__WHAT NEEDS TO BE DONE__.
Locate every line below that contains the word "terhadap" and copy it.

··········

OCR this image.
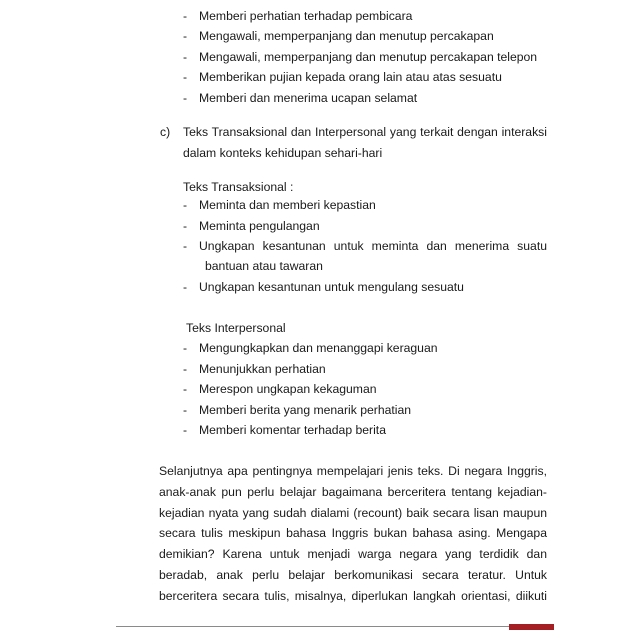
- Memberi perhatian terhadap pembicara
- Mengawali, memperpanjang dan menutup percakapan
- Mengawali, memperpanjang dan menutup percakapan telepon
- Memberikan pujian kepada orang lain atau atas sesuatu
- Memberi dan menerima ucapan selamat
c)	Teks Transaksional dan Interpersonal yang terkait dengan interaksi
dalam konteks kehidupan sehari-hari
Teks Transaksional :
- Meminta dan memberi kepastian
- Meminta pengulangan
- Ungkapan kesantunan untuk meminta dan menerima suatu
bantuan atau tawaran
- Ungkapan kesantunan untuk mengulang sesuatu
Teks Interpersonal
- Mengungkapkan dan menanggapi keraguan
- Menunjukkan perhatian
- Merespon ungkapan kekaguman
- Memberi berita yang menarik perhatian
- Memberi komentar terhadap berita
Selanjutnya apa pentingnya mempelajari jenis teks. Di negara Inggris,
anak-anak pun perlu belajar bagaimana berceritera tentang kejadian-
kejadian nyata yang sudah dialami (recount) baik secara lisan maupun
secara tulis meskipun bahasa Inggris bukan bahasa asing. Mengapa
demikian? Karena untuk menjadi warga negara yang terdidik dan
beradab, anak perlu belajar berkomunikasi secara teratur. Untuk
berceritera secara tulis, misalnya, diperlukan langkah orientasi, diikuti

··········

__WORKED SOLUTION__.
- Memberi perhatian terhadap pembicara
- Memberi komentar terhadap berita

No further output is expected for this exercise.